◆ EXCERPTED PASSAGE

########

Monday, 28 April 2014

Shakespeareana

The launch issue of the all-new Shakespeare Magazine includes my piece on Shakespeare and Bristol, while there's a poem and paintings on 'Twelfth Night' at Colourful Star here.

Saturday, 26 April 2014

Lovers in winter

When I picture it now, of course,
I can only picture it in the wrong season:
summer light on shop windows,
dusty pavements, the market’s
mosaic of fruit and veg,
gardens’ modest luxuries.

Not so hard to imagine you, though,
arm in arm on a familiar plaza –
or rummaging bookstalls,
drinking coffee, running for buses.
You’ll be laughing or breathless –
or both. On the bridge where
dual carriageway headlights
flash an eerie glamour,
it’ll be as if past differences
were nothing more than blank spaces
on a map of the constellations.


Tom Phillips 2014

Saturday, 12 April 2014

Paintings and poem for Flower Day

There's new work at Colourful Star this week - writing and painting to mark Bulgaria's Flower Day (Sun 13 Apr). You can click through to it here.

Flower Day - which always falls on Palm Sunday - is one of Bulgaria's 'name days', but while most such days are associated with particular saints or historical events, this one is for all those whose names derive from flowers. Traditionally, name day celebrations involve keeping open house, preparing food and drink for the friends and relatives who call round to wish you well. A bit like a birthday, a name day is a sort of personal holiday - but unlike a birthday, guests can turn up uninvited.

About Colourful Star
Colourful Star began with a conversation around a kitchen table in Sofia. Sisters Marina and Vasilena Shiderovi decided they wanted to start an online project which would combine Marina’s paintings with short articles, stories and other texts. Having met Bristol-based writer Tom Phillips by chance, they asked him if he’d like to get involved, and the three set about discussing how an Anglo-Bulgarian art-and-writing collaboration might work. By early 2014, Marina had designed the logo and the webpage, Colourful Star was ready and the project was launched online on 23 January. New collaborations are now published every Friday, with additional postings to mark occasions such as Baba Marta, International Women’s Day/Mother’s Day, Easter and so on.

########

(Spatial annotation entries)

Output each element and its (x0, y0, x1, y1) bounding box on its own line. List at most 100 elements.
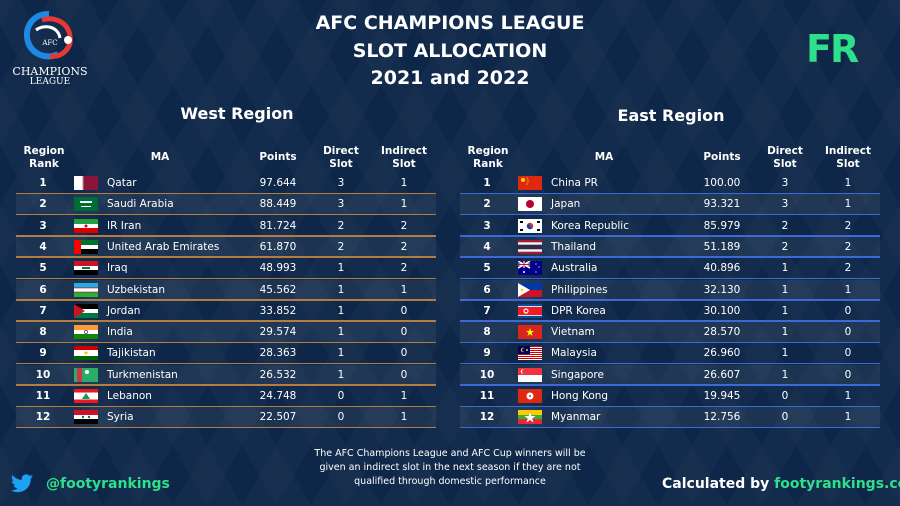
ma-name-cell: IR Iran (107, 219, 142, 232)
points-cell: 40.896 (703, 262, 741, 275)
ma-name-cell: Japan (551, 198, 581, 211)
header-indirect-line2: Slot (392, 158, 416, 170)
table-row: 6 Philippines 32.130 1 1 (460, 279, 880, 301)
east-region-title: East Region (617, 106, 725, 125)
table-row: 5 Iraq 48.993 1 2 (16, 258, 436, 280)
direct-slot-cell: 1 (781, 368, 789, 381)
rank-cell: 12 (35, 411, 51, 424)
rank-cell: 11 (35, 390, 51, 402)
row-divider (460, 213, 880, 216)
indirect-slot-cell: 2 (844, 219, 852, 232)
indirect-slot-cell: 0 (400, 326, 408, 339)
rank-cell: 9 (483, 347, 491, 360)
row-divider (16, 192, 436, 194)
west-region-title: West Region (180, 104, 294, 123)
table-row: 1 China PR 100.00 3 1 (460, 173, 880, 194)
rank-cell: 8 (39, 326, 47, 339)
ma-name-cell: Turkmenistan (107, 368, 178, 381)
row-divider (460, 320, 880, 322)
west-header-direct: Direct Slot (318, 145, 364, 171)
direct-slot-cell: 1 (337, 304, 345, 317)
indirect-slot-cell: 1 (400, 283, 408, 296)
calc-site-link[interactable]: footyrankings.com (774, 476, 900, 492)
indirect-slot-cell: 1 (400, 390, 408, 402)
indirect-slot-cell: 0 (844, 326, 852, 339)
direct-slot-cell: 2 (781, 240, 789, 253)
points-cell: 26.607 (703, 368, 741, 381)
ma-name-cell: Hong Kong (551, 390, 609, 402)
east-header-indirect: Indirect Slot (820, 145, 876, 171)
footnote: The AFC Champions League and AFC Cup win… (300, 447, 600, 489)
ma-name-cell: India (107, 326, 133, 339)
indirect-slot-cell: 0 (400, 347, 408, 360)
jordan-flag (74, 303, 98, 318)
table-row: 7 DPR Korea 30.100 1 0 (460, 301, 880, 322)
footnote-line3: qualified through domestic performance (354, 476, 546, 487)
indirect-slot-cell: 1 (400, 411, 408, 424)
row-divider (460, 405, 880, 407)
table-row: 9 Tajikistan 28.363 1 0 (16, 343, 436, 365)
rank-cell: 4 (483, 240, 491, 253)
direct-slot-cell: 1 (781, 283, 789, 296)
philippines-flag (518, 282, 542, 297)
ma-name-cell: DPR Korea (551, 304, 606, 317)
table-row: 6 Uzbekistan 45.562 1 1 (16, 279, 436, 301)
direct-slot-cell: 3 (337, 177, 345, 189)
iran-flag (74, 218, 98, 233)
iraq-flag (74, 261, 98, 276)
points-cell: 19.945 (703, 390, 741, 402)
rank-cell: 4 (39, 240, 47, 253)
direct-slot-cell: 0 (781, 411, 789, 424)
table-row: 11 Hong Kong 19.945 0 1 (460, 386, 880, 407)
table-row: 12 Myanmar 12.756 0 1 (460, 407, 880, 429)
twitter-handle-link[interactable]: @footyrankings (46, 476, 170, 492)
table-row: 4 United Arab Emirates 61.870 2 2 (16, 236, 436, 258)
direct-slot-cell: 1 (337, 368, 345, 381)
ma-name-cell: Jordan (107, 304, 141, 317)
rank-cell: 2 (39, 198, 47, 211)
points-cell: 28.363 (259, 347, 297, 360)
row-divider (460, 341, 880, 344)
west-header-rank: Region Rank (18, 145, 70, 171)
malaysia-flag (518, 346, 542, 361)
row-divider (460, 277, 880, 280)
header-direct-line2: Slot (773, 158, 797, 170)
indirect-slot-cell: 2 (844, 262, 852, 275)
header-direct-line1: Direct (323, 145, 359, 157)
points-cell: 85.979 (703, 219, 741, 232)
fr-badge-logo: FR (806, 27, 859, 71)
header-rank-line1: Region (23, 145, 65, 157)
header-indirect-line2: Slot (836, 158, 860, 170)
ma-name-cell: Lebanon (107, 390, 152, 402)
rank-cell: 10 (479, 368, 495, 381)
points-cell: 24.748 (259, 390, 297, 402)
direct-slot-cell: 0 (337, 411, 345, 424)
ma-name-cell: Saudi Arabia (107, 198, 174, 211)
table-row: 10 Singapore 26.607 1 0 (460, 364, 880, 386)
row-divider (460, 299, 880, 301)
direct-slot-cell: 2 (781, 219, 789, 232)
points-cell: 30.100 (703, 304, 741, 317)
twitter-bird-icon[interactable] (10, 474, 34, 494)
indirect-slot-cell: 0 (400, 304, 408, 317)
points-cell: 61.870 (259, 240, 297, 253)
indirect-slot-cell: 1 (400, 198, 408, 211)
logo-line2: LEAGUE (29, 77, 71, 87)
footnote-line1: The AFC Champions League and AFC Cup win… (314, 448, 586, 459)
header-indirect-line1: Indirect (380, 145, 428, 157)
myanmar-flag (518, 410, 542, 425)
points-cell: 12.756 (703, 411, 741, 424)
singapore-flag (518, 367, 542, 382)
calc-prefix: Calculated by (662, 476, 770, 492)
row-divider (460, 362, 880, 365)
table-row: 1 Qatar 97.644 3 1 (16, 173, 436, 194)
direct-slot-cell: 0 (781, 390, 789, 402)
rank-cell: 8 (483, 326, 491, 339)
ma-name-cell: Australia (551, 262, 598, 275)
logo-afc-text: AFC (42, 39, 58, 47)
ma-name-cell: Uzbekistan (107, 283, 165, 296)
points-cell: 51.189 (703, 240, 741, 253)
points-cell: 97.644 (259, 177, 297, 189)
china-flag (518, 176, 542, 190)
tajikistan-flag (74, 346, 98, 361)
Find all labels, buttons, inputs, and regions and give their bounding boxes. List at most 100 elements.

########

◆ PROBLEM 1
According to the blog page above the items, on what date was Colourful Star launched online?
◆ PROBLEM 2
Extend the blog page with the next passage, starting after its final sentence about Colourful Star.

◆ TASK OUTPUT 1
23 January 2014.

◆ TASK OUTPUT 2
As well as simply bringing together visual art with poetry and prose, Colourful Star is about exploring and celebrating the possibilities of collaboration between artists and writers living in different parts of Europe. Texts and paintings are created in response to each other, or – as in the case of the post for Baba Marta (1 March 2014) – in response to a common idea or occasion. Although there is no overall theme, one strand which has begun to emerge is work reflecting on the similarities and differences between Bulgarian and British traditions.

Image: Marina Shiderova

Thursday, 10 April 2014

On having received an email from David Cameron

Dear David,
Thank you so much for your email. It is interesting to hear your views on Europe, no matter how vague and ill-conceived they seem to be.
I'm very glad to see, for example, that you are not aligning yourself with the populist xenophobia expressed by UKIP - who, as you rightly say, are in no position to deliver on their promise of parochialising a Britain which, in an ideal world, might one day actually adopt a generous, hospitable and enriching cosmopolitanism. Unfortunately, of course, in this kind of open-minded Britain there won't be room for a Conservative Party which begins its randomly circulated emails with lines such as 'The EU is heading in a direction Britain never signed up to' (largely because said ideal Britain won't be looking to blame Brussels for everything that it's cocked up itself - and would know that ending a sentence with a preposition is deeply unpatriotic) - but, hey, that's a small price to pay for actual real democracy, I would have thought.
There do, though, seem to be a few minor factual errors in your email which you may wish to address before you send it out to everyone whose email address you've been able to snaffle from the internet by exploiting the vagaries of the Data Protection Act.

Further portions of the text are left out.